◆ EXERCISE PROMPT ◆
Make a verbatim copy of the entries below; pictures stay out.

◆ SUPPLIED ENTRIES ◆

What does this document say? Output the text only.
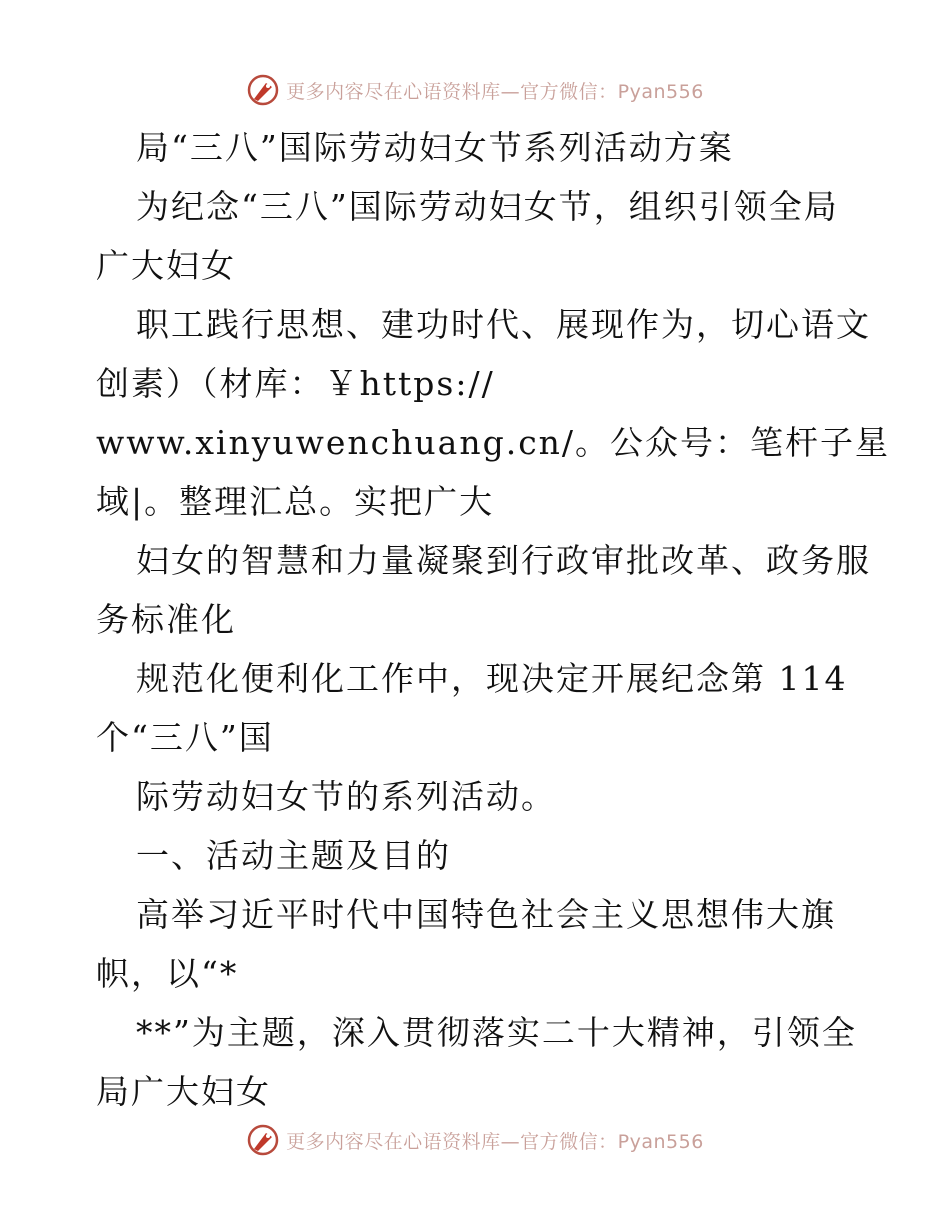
更多内容尽在心语资料库—官方微信：Pyan556
局“三八”国际劳动妇女节系列活动方案
为纪念“三八”国际劳动妇女节，组织引领全局
广大妇女
职工践行思想、建功时代、展现作为，切心语文
创素）（材库：￥https://
www.xinyuwenchuang.cn/。公众号：笔杆子星
域|。整理汇总。实把广大
妇女的智慧和力量凝聚到行政审批改革、政务服
务标准化
规范化便利化工作中，现决定开展纪念第 114
个“三八”国
际劳动妇女节的系列活动。
一、活动主题及目的
高举习近平时代中国特色社会主义思想伟大旗
帜，以“*
**”为主题，深入贯彻落实二十大精神，引领全
局广大妇女
更多内容尽在心语资料库—官方微信：Pyan556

◆ WRITTEN SOLUTION ◆
What does this document say? Output the text only.
更多内容尽在心语资料库—官方微信：Pyan556
局“三八”国际劳动妇女节系列活动方案
为纪念“三八”国际劳动妇女节，组织引领全局
广大妇女
职工践行思想、建功时代、展现作为，切心语文
创素）（材库：￥https://
www.xinyuwenchuang.cn/。公众号：笔杆子星
域|。整理汇总。实把广大
妇女的智慧和力量凝聚到行政审批改革、政务服
务标准化
规范化便利化工作中，现决定开展纪念第 114
个“三八”国
际劳动妇女节的系列活动。
一、活动主题及目的
高举习近平时代中国特色社会主义思想伟大旗
帜，以“*
**”为主题，深入贯彻落实二十大精神，引领全
局广大妇女
更多内容尽在心语资料库—官方微信：Pyan556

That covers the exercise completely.